(Extracted data entries)
========================================================================
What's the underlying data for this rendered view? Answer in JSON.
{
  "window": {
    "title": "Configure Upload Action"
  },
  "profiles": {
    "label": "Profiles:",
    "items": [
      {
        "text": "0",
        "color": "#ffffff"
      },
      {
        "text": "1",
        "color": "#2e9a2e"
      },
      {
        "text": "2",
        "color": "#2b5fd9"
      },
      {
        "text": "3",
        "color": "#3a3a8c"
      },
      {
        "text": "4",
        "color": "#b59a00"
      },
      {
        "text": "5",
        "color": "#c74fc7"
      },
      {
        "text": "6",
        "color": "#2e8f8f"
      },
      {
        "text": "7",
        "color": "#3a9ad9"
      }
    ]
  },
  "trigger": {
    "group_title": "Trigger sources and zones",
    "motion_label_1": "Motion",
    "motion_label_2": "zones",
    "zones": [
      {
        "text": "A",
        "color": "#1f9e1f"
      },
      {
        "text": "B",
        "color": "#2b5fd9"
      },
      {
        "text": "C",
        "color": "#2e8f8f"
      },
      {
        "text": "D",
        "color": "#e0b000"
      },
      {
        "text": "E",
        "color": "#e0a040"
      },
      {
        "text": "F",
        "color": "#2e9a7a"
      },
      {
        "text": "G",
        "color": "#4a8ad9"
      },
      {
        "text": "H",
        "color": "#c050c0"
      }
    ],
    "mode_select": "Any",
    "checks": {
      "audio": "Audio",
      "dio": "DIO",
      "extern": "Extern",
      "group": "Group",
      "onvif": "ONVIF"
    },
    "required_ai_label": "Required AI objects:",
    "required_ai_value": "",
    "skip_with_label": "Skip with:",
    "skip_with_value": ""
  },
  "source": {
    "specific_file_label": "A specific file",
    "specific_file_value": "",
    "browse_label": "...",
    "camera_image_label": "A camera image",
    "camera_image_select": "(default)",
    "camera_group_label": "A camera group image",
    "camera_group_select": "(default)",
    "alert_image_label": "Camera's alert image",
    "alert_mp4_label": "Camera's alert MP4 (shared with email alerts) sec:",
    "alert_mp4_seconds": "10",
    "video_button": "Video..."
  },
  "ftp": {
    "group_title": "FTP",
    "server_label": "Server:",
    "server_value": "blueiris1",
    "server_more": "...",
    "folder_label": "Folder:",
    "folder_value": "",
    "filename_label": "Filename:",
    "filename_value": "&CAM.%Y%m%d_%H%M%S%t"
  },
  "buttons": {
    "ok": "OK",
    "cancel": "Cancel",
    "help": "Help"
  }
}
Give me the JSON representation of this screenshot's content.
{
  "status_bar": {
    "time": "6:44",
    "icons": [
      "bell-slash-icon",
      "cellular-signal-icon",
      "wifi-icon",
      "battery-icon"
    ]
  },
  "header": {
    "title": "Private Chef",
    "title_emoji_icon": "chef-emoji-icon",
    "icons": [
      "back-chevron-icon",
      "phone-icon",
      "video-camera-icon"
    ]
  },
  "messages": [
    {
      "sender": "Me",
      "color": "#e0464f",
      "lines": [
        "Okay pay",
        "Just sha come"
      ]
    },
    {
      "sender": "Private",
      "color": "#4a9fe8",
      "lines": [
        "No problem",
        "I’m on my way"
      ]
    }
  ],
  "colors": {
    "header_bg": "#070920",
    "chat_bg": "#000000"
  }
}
========================================================================
Check every line in the material above for the string "zones", then give only the number of lines that have it.

# [Exercise result]
3